• **Task inputs**:
━━━━━━━━

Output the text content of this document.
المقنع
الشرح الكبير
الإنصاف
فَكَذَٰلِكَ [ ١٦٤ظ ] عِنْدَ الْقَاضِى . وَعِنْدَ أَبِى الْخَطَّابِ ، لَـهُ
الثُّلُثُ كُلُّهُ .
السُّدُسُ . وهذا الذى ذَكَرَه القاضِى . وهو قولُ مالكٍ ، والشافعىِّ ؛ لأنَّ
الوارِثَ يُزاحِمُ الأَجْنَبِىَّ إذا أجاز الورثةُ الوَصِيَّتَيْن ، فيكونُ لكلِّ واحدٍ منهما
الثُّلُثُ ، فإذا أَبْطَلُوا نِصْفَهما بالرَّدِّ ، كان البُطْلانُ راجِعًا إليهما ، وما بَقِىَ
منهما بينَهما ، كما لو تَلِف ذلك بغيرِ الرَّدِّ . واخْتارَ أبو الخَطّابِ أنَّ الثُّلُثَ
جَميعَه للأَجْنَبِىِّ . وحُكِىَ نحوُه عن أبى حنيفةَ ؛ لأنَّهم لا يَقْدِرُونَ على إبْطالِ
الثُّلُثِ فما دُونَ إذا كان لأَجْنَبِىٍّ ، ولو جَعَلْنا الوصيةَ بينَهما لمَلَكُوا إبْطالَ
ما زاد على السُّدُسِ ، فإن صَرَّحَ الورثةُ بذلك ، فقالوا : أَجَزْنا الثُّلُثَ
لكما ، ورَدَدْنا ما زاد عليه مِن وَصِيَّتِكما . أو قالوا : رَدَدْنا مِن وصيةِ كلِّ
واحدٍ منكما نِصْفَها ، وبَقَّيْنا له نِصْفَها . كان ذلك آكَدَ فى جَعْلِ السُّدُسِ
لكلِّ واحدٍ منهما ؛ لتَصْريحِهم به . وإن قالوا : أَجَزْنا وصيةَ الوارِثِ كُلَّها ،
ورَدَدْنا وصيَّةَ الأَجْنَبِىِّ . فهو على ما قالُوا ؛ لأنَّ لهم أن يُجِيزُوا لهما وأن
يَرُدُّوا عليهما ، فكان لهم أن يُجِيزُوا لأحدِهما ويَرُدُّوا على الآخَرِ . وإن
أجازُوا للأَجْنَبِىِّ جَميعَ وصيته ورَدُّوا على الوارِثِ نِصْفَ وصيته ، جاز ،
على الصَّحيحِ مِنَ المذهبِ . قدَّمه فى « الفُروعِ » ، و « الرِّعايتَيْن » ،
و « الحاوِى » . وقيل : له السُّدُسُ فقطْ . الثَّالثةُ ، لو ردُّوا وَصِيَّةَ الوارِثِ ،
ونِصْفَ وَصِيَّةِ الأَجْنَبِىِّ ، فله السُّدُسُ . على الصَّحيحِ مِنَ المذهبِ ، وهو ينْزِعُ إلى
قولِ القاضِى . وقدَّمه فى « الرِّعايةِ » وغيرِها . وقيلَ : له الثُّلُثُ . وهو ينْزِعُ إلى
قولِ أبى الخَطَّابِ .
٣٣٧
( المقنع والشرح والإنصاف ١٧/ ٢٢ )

━━━━━━━━

• **Task to complete**: Tally every line of the data that holds the word "الورثة" and write the count alone.

• **Answer to this exercise**: 2